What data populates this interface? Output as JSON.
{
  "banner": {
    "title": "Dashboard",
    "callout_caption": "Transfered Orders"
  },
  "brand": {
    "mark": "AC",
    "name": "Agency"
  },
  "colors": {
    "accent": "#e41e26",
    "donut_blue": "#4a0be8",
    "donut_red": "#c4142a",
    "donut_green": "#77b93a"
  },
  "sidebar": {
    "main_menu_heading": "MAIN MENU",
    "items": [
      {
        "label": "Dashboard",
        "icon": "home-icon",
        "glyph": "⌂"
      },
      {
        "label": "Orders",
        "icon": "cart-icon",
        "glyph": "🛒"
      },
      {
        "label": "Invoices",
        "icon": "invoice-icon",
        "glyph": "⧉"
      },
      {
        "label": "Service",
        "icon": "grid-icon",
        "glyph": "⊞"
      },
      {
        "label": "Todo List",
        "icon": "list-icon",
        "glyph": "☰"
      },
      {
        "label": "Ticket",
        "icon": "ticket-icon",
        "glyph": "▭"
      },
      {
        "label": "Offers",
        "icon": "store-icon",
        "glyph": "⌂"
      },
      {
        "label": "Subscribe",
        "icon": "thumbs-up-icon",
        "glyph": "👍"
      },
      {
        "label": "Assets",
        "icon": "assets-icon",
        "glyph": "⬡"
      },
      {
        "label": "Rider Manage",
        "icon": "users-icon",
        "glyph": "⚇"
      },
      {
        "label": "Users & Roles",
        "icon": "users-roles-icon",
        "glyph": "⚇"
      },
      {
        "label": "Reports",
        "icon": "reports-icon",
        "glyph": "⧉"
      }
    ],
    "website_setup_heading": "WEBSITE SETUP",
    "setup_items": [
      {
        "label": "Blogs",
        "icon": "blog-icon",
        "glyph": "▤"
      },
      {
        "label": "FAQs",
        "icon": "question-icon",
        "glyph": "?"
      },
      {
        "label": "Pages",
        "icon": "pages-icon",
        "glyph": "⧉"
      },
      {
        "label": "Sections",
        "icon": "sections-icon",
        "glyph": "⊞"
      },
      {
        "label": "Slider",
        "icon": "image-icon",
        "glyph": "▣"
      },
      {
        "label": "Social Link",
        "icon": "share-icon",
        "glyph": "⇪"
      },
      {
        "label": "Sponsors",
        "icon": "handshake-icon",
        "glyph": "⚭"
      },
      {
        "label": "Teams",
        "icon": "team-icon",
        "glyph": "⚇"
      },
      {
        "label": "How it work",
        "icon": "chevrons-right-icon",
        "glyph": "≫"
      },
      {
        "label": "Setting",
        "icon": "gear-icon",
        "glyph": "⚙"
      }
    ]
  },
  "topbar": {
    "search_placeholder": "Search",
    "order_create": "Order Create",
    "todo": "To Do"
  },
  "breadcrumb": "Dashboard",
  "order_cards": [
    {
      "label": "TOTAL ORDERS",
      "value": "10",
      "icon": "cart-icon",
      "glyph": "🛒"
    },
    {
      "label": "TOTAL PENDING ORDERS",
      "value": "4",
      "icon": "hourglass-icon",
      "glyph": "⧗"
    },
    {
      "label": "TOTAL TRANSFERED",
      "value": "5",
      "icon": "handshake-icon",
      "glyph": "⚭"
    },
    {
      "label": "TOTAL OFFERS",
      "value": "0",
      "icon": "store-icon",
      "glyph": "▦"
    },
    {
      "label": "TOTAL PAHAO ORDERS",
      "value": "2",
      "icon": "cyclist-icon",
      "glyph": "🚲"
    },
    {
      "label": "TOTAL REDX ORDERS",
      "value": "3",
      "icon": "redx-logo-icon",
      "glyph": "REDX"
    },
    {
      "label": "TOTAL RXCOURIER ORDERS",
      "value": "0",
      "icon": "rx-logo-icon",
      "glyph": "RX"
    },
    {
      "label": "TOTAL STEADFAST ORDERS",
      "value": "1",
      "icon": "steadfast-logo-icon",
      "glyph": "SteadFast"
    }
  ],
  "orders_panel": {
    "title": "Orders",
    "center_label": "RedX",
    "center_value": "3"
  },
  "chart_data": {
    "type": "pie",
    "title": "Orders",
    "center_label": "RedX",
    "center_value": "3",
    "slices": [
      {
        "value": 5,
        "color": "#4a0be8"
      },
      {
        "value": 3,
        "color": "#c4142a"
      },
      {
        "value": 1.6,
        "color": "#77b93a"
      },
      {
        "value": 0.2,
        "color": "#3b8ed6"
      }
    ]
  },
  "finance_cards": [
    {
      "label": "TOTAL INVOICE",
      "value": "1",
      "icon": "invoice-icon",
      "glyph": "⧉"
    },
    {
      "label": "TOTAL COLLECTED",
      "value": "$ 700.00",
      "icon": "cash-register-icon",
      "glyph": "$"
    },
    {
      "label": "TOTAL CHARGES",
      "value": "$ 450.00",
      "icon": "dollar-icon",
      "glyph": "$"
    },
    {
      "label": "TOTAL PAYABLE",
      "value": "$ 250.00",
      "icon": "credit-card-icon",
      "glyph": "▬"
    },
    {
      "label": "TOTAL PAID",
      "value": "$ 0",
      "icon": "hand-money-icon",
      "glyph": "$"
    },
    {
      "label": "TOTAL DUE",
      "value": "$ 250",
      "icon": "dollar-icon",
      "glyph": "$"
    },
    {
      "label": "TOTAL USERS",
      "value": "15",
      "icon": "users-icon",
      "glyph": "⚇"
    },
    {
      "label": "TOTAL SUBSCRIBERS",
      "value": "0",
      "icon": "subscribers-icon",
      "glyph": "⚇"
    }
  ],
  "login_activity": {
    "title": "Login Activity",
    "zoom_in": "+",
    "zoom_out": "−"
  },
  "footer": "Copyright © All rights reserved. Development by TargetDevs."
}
****
WORK REQUIRED: Each entry above is to be printed again exactly.

RESPONSE FOR THIS EXERCISE:
What data populates this interface? Output as JSON.
{
  "banner": {
    "title": "Dashboard",
    "callout_caption": "Transfered Orders"
  },
  "brand": {
    "mark": "AC",
    "name": "Agency"
  },
  "colors": {
    "accent": "#e41e26",
    "donut_blue": "#4a0be8",
    "donut_red": "#c4142a",
    "donut_green": "#77b93a"
  },
  "sidebar": {
    "main_menu_heading": "MAIN MENU",
    "items": [
      {
        "label": "Dashboard",
        "icon": "home-icon",
        "glyph": "⌂"
      },
      {
        "label": "Orders",
        "icon": "cart-icon",
        "glyph": "🛒"
      },
      {
        "label": "Invoices",
        "icon": "invoice-icon",
        "glyph": "⧉"
      },
      {
        "label": "Service",
        "icon": "grid-icon",
        "glyph": "⊞"
      },
      {
        "label": "Todo List",
        "icon": "list-icon",
        "glyph": "☰"
      },
      {
        "label": "Ticket",
        "icon": "ticket-icon",
        "glyph": "▭"
      },
      {
        "label": "Offers",
        "icon": "store-icon",
        "glyph": "⌂"
      },
      {
        "label": "Subscribe",
        "icon": "thumbs-up-icon",
        "glyph": "👍"
      },
      {
        "label": "Assets",
        "icon": "assets-icon",
        "glyph": "⬡"
      },
      {
        "label": "Rider Manage",
        "icon": "users-icon",
        "glyph": "⚇"
      },
      {
        "label": "Users & Roles",
        "icon": "users-roles-icon",
        "glyph": "⚇"
      },
      {
        "label": "Reports",
        "icon": "reports-icon",
        "glyph": "⧉"
      }
    ],
    "website_setup_heading": "WEBSITE SETUP",
    "setup_items": [
      {
        "label": "Blogs",
        "icon": "blog-icon",
        "glyph": "▤"
      },
      {
        "label": "FAQs",
        "icon": "question-icon",
        "glyph": "?"
      },
      {
        "label": "Pages",
        "icon": "pages-icon",
        "glyph": "⧉"
      },
      {
        "label": "Sections",
        "icon": "sections-icon",
        "glyph": "⊞"
      },
      {
        "label": "Slider",
        "icon": "image-icon",
        "glyph": "▣"
      },
      {
        "label": "Social Link",
        "icon": "share-icon",
        "glyph": "⇪"
      },
      {
        "label": "Sponsors",
        "icon": "handshake-icon",
        "glyph": "⚭"
      },
      {
        "label": "Teams",
        "icon": "team-icon",
        "glyph": "⚇"
      },
      {
        "label": "How it work",
        "icon": "chevrons-right-icon",
        "glyph": "≫"
      },
      {
        "label": "Setting",
        "icon": "gear-icon",
        "glyph": "⚙"
      }
    ]
  },
  "topbar": {
    "search_placeholder": "Search",
    "order_create": "Order Create",
    "todo": "To Do"
  },
  "breadcrumb": "Dashboard",
  "order_cards": [
    {
      "label": "TOTAL ORDERS",
      "value": "10",
      "icon": "cart-icon",
      "glyph": "🛒"
    },
    {
      "label": "TOTAL PENDING ORDERS",
      "value": "4",
      "icon": "hourglass-icon",
      "glyph": "⧗"
    },
    {
      "label": "TOTAL TRANSFERED",
      "value": "5",
      "icon": "handshake-icon",
      "glyph": "⚭"
    },
    {
      "label": "TOTAL OFFERS",
      "value": "0",
      "icon": "store-icon",
      "glyph": "▦"
    },
    {
      "label": "TOTAL PAHAO ORDERS",
      "value": "2",
      "icon": "cyclist-icon",
      "glyph": "🚲"
    },
    {
      "label": "TOTAL REDX ORDERS",
      "value": "3",
      "icon": "redx-logo-icon",
      "glyph": "REDX"
    },
    {
      "label": "TOTAL RXCOURIER ORDERS",
      "value": "0",
      "icon": "rx-logo-icon",
      "glyph": "RX"
    },
    {
      "label": "TOTAL STEADFAST ORDERS",
      "value": "1",
      "icon": "steadfast-logo-icon",
      "glyph": "SteadFast"
    }
  ],
  "orders_panel": {
    "title": "Orders",
    "center_label": "RedX",
    "center_value": "3"
  },
  "chart_data": {
    "type": "pie",
    "title": "Orders",
    "center_label": "RedX",
    "center_value": "3",
    "slices": [
      {
        "value": 5,
        "color": "#4a0be8"
      },
      {
        "value": 3,
        "color": "#c4142a"
      },
      {
        "value": 1.6,
        "color": "#77b93a"
      },
      {
        "value": 0.2,
        "color": "#3b8ed6"
      }
    ]
  },
  "finance_cards": [
    {
      "label": "TOTAL INVOICE",
      "value": "1",
      "icon": "invoice-icon",
      "glyph": "⧉"
    },
    {
      "label": "TOTAL COLLECTED",
      "value": "$ 700.00",
      "icon": "cash-register-icon",
      "glyph": "$"
    },
    {
      "label": "TOTAL CHARGES",
      "value": "$ 450.00",
      "icon": "dollar-icon",
      "glyph": "$"
    },
    {
      "label": "TOTAL PAYABLE",
      "value": "$ 250.00",
      "icon": "credit-card-icon",
      "glyph": "▬"
    },
    {
      "label": "TOTAL PAID",
      "value": "$ 0",
      "icon": "hand-money-icon",
      "glyph": "$"
    },
    {
      "label": "TOTAL DUE",
      "value": "$ 250",
      "icon": "dollar-icon",
      "glyph": "$"
    },
    {
      "label": "TOTAL USERS",
      "value": "15",
      "icon": "users-icon",
      "glyph": "⚇"
    },
    {
      "label": "TOTAL SUBSCRIBERS",
      "value": "0",
      "icon": "subscribers-icon",
      "glyph": "⚇"
    }
  ],
  "login_activity": {
    "title": "Login Activity",
    "zoom_in": "+",
    "zoom_out": "−"
  },
  "footer": "Copyright © All rights reserved. Development by TargetDevs."
}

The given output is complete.